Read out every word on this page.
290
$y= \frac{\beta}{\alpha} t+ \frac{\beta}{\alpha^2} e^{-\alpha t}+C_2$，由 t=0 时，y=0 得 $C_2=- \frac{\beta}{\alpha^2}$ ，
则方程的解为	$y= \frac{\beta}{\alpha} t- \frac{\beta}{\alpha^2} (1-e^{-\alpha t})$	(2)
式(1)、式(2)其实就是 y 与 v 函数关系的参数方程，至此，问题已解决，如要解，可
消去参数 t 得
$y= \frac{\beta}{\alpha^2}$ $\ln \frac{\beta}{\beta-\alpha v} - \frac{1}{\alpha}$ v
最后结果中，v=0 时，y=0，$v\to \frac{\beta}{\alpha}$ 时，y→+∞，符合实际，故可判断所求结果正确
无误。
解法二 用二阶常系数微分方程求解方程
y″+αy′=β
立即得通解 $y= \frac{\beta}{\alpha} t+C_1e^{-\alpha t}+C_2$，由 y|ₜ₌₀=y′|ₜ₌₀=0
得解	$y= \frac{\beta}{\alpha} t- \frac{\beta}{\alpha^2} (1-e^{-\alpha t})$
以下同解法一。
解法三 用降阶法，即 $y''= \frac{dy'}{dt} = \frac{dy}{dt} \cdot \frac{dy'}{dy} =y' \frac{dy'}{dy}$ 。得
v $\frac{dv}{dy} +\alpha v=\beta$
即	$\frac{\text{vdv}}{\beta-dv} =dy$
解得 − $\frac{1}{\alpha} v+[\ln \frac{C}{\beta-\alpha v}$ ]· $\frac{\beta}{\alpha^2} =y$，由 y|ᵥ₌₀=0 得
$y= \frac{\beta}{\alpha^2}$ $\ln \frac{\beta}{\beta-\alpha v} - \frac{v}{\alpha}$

* * *

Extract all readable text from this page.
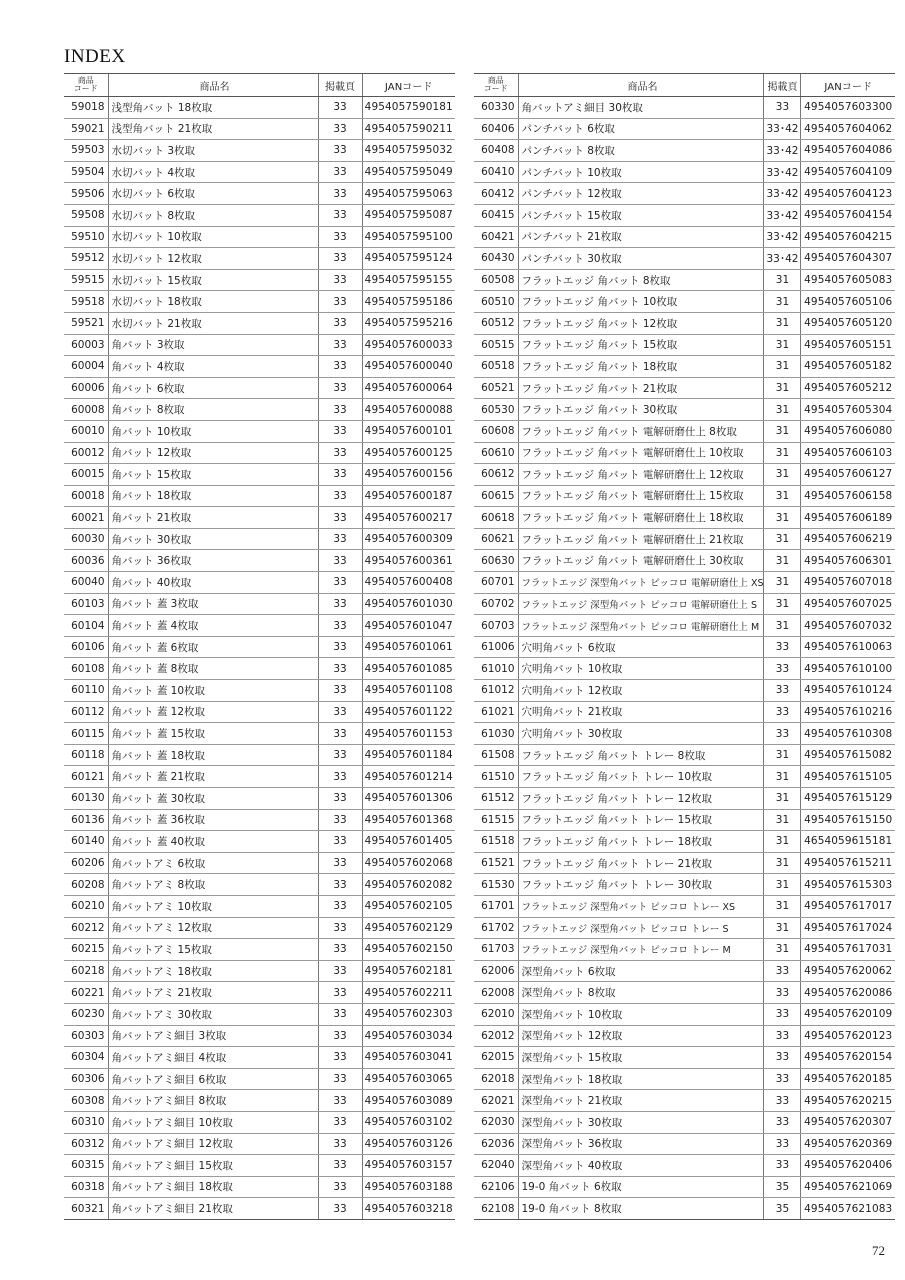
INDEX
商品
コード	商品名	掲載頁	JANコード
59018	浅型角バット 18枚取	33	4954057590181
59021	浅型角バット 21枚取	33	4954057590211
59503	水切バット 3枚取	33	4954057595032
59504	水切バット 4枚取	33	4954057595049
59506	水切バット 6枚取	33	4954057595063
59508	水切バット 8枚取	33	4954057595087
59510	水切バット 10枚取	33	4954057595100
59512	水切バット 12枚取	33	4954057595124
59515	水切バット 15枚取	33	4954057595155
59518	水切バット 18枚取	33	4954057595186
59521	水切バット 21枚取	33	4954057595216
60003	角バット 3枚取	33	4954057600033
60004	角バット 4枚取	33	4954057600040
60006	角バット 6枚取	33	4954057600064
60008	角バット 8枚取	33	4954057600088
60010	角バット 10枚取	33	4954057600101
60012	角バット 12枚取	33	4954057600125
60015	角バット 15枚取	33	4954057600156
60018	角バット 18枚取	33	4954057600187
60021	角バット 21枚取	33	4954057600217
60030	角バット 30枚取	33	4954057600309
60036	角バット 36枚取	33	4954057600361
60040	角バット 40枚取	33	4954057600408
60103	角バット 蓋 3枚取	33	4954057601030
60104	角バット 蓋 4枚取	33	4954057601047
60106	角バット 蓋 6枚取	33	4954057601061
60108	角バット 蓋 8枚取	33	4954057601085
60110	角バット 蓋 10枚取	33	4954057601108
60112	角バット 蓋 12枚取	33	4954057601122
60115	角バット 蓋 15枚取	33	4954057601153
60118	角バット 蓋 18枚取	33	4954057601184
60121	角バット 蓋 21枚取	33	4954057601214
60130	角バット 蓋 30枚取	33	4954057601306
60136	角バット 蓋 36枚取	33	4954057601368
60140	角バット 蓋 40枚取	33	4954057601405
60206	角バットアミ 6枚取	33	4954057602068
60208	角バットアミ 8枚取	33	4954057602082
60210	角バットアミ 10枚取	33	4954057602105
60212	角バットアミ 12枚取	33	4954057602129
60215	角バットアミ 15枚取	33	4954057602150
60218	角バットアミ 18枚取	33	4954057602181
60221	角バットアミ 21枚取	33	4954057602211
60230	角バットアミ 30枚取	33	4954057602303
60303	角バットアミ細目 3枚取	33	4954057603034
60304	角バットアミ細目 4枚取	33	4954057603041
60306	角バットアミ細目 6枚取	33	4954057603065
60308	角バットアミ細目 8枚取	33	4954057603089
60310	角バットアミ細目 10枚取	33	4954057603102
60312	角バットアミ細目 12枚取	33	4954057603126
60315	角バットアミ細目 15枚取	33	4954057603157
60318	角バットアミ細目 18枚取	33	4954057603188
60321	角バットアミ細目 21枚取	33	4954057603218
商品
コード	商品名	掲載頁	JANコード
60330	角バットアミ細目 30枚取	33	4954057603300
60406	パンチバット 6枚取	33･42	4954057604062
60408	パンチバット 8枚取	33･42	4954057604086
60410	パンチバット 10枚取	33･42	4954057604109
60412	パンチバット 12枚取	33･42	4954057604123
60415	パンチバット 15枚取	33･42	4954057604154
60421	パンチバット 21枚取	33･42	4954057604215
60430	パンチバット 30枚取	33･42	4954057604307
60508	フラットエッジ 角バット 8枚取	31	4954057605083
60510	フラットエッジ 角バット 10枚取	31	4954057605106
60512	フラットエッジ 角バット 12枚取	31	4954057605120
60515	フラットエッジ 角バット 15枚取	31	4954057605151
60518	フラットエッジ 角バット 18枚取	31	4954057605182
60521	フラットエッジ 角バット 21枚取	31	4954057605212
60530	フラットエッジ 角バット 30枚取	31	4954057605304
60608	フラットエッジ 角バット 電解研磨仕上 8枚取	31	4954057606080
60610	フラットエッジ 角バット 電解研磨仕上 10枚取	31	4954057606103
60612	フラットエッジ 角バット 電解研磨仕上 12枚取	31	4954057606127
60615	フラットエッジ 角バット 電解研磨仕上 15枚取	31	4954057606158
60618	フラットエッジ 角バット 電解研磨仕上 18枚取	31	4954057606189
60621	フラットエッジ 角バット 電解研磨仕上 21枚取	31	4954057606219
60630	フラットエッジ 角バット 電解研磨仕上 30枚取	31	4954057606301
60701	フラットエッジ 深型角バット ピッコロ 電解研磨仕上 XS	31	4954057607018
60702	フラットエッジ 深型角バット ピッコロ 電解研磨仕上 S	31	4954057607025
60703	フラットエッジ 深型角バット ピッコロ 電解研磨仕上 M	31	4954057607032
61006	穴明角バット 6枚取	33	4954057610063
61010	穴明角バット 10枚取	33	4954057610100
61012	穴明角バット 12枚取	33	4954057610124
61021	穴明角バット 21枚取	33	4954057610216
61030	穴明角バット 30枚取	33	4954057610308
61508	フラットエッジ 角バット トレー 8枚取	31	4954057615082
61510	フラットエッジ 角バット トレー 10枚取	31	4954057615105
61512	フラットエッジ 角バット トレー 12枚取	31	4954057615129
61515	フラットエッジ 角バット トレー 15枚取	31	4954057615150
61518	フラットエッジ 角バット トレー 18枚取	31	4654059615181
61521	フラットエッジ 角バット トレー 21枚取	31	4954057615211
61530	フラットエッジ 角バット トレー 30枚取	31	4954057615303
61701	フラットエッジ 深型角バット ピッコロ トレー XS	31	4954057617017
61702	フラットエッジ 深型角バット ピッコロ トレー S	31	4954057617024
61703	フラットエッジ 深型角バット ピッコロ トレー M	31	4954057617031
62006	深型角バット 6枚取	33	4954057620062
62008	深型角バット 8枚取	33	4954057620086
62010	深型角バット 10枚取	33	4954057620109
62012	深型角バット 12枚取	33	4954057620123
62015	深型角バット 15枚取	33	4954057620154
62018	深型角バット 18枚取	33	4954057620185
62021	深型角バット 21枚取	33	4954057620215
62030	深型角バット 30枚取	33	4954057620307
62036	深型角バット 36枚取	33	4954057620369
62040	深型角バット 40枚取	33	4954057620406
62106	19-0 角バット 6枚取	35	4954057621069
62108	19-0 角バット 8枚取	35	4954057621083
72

• OBJECTIVE
Using the listing above, list every line in which the string "穴明角バット" occurs.

• THE RESULT
61006	穴明角バット 6枚取	33	4954057610063
61010	穴明角バット 10枚取	33	4954057610100
61012	穴明角バット 12枚取	33	4954057610124
61021	穴明角バット 21枚取	33	4954057610216
61030	穴明角バット 30枚取	33	4954057610308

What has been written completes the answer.